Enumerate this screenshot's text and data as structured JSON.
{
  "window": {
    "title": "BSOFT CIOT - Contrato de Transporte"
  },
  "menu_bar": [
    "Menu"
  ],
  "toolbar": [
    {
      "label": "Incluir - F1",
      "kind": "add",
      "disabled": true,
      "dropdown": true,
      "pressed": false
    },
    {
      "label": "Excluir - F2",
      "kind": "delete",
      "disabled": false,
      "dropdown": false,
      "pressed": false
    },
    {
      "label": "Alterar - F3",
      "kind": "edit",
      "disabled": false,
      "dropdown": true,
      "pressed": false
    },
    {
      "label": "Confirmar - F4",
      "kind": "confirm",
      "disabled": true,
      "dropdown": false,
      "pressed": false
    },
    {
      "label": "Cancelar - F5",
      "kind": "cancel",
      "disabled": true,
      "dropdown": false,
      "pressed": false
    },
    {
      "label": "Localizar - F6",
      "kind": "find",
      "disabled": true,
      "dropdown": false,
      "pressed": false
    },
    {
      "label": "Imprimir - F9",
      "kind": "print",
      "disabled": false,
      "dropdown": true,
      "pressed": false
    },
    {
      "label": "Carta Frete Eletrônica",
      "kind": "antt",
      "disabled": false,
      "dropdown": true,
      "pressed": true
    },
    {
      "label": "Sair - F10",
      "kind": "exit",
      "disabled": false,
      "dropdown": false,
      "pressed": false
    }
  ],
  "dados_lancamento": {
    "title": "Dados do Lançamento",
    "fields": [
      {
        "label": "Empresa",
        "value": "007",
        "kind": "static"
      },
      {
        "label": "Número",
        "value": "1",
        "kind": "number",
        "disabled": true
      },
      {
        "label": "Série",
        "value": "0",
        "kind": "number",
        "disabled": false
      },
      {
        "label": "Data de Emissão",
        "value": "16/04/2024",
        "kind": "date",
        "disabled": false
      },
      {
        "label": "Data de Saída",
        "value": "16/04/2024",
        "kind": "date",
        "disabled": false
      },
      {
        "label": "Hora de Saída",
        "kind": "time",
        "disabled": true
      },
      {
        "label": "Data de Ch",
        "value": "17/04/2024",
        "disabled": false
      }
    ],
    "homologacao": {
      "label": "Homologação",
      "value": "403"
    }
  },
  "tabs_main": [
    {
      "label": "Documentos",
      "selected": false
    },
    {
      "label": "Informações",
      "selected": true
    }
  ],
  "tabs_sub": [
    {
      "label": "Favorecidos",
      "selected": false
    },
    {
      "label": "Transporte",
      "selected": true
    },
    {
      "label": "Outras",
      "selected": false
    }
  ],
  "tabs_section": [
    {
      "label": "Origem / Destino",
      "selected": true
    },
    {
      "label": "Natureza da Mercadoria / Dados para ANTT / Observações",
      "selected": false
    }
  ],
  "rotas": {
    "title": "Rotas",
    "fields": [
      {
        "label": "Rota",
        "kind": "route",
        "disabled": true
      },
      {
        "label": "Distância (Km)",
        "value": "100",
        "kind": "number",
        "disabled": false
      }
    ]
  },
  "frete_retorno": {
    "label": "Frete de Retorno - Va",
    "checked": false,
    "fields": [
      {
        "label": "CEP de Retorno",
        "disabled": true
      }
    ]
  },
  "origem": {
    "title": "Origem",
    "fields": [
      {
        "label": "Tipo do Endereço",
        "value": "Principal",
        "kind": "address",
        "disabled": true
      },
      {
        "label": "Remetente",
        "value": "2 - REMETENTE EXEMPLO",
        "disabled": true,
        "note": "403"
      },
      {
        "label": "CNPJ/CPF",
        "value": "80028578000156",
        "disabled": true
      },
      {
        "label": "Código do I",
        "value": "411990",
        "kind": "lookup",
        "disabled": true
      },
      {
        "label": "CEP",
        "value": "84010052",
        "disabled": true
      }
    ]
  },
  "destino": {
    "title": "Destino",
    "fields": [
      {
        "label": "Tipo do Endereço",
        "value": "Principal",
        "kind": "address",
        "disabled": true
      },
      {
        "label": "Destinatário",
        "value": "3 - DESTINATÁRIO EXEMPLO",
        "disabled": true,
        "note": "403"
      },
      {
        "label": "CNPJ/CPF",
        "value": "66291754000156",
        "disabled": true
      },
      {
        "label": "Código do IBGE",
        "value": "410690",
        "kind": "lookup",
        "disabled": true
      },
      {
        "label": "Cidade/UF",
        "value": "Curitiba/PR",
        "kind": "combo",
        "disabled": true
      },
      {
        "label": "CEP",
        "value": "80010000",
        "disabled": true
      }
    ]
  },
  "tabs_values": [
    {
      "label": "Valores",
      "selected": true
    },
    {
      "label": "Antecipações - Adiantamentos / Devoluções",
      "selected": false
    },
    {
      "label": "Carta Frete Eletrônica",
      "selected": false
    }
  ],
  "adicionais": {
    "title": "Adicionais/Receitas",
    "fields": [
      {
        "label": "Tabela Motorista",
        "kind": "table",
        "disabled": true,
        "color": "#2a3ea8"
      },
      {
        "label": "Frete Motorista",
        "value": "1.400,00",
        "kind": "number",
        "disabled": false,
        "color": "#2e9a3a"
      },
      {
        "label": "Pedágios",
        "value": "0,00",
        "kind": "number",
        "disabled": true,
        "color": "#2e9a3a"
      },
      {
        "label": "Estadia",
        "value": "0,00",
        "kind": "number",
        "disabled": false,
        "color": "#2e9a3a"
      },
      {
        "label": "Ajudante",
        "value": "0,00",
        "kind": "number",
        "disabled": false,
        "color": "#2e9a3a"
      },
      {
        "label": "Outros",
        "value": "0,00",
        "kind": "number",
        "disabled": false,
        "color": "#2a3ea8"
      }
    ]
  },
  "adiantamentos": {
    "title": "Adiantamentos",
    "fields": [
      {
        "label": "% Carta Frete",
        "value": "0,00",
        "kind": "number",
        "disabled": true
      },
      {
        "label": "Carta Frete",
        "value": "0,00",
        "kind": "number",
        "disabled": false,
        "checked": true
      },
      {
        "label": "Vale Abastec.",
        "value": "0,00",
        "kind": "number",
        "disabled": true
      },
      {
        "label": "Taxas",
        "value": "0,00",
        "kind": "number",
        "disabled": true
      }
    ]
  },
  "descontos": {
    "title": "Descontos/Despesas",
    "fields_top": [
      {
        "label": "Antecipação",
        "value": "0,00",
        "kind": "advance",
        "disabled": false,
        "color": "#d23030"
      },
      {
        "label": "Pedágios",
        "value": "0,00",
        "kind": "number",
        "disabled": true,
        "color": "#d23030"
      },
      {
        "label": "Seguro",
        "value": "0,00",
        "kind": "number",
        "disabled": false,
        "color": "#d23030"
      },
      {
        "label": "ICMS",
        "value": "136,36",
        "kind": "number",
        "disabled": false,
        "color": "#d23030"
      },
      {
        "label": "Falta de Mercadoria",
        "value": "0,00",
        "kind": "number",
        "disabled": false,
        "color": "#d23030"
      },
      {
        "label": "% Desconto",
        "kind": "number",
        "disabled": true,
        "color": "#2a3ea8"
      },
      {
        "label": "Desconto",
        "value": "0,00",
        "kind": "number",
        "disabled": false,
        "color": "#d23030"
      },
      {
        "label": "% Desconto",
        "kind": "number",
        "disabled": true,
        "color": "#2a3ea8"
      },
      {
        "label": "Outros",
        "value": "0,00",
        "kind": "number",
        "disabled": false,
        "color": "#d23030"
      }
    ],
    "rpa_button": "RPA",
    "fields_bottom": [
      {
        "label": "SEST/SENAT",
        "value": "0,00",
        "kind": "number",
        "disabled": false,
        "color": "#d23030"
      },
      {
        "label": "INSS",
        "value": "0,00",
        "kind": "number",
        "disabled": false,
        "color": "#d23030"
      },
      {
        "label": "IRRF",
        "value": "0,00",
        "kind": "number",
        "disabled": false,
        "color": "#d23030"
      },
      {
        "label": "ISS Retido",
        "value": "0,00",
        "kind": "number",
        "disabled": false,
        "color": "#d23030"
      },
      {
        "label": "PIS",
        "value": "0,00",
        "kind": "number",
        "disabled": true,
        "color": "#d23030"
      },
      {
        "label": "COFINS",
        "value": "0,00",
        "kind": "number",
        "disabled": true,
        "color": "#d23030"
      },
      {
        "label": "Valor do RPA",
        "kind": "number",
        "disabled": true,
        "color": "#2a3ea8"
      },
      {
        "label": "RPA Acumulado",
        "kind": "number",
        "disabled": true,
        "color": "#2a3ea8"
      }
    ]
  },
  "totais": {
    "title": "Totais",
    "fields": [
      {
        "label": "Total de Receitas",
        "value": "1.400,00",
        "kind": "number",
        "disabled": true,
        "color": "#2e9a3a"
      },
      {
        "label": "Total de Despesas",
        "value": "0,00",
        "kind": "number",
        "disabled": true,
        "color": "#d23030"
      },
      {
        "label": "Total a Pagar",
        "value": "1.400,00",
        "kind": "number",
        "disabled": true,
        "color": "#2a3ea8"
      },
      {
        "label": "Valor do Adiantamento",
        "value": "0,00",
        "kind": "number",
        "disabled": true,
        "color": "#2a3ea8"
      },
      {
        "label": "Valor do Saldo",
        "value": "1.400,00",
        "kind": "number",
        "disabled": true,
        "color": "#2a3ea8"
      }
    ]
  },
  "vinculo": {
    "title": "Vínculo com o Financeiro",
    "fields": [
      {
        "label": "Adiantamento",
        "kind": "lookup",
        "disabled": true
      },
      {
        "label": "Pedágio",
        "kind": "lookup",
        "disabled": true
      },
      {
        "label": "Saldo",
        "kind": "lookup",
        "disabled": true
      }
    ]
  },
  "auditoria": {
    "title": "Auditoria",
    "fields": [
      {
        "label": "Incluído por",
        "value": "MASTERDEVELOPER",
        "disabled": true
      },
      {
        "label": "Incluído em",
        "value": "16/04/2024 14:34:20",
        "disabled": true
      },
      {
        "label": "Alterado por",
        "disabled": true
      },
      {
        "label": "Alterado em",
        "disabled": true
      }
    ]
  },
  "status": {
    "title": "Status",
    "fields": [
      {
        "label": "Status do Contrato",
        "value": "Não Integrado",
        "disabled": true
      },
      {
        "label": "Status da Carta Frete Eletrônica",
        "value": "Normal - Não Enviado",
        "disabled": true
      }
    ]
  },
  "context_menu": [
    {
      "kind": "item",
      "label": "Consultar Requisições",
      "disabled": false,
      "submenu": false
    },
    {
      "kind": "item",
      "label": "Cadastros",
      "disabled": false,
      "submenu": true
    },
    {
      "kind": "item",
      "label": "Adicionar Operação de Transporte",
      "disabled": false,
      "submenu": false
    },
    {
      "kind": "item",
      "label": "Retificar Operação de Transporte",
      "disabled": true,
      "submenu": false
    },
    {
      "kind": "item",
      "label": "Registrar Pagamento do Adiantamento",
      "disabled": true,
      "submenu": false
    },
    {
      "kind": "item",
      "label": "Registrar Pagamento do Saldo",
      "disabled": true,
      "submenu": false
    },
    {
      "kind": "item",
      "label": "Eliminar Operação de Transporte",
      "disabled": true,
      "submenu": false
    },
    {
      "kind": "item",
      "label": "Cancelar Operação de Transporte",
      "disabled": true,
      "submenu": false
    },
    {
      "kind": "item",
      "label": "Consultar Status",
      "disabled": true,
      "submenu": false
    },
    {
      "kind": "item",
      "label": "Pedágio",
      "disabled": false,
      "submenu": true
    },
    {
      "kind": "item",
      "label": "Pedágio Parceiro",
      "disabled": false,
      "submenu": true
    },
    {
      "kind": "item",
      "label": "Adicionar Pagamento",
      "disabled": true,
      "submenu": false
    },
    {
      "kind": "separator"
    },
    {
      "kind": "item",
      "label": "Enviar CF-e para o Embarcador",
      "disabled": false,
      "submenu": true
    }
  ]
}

┄┄┄┄┄┄┄┄┄┄┄┄┄┄┄┄┄┄┄┄

Task statement => Write out every line of the entries that holds the word "Adicionar".

Output of the task =>
      "label": "Adicionar Operação de Transporte",
      "label": "Adicionar Pagamento",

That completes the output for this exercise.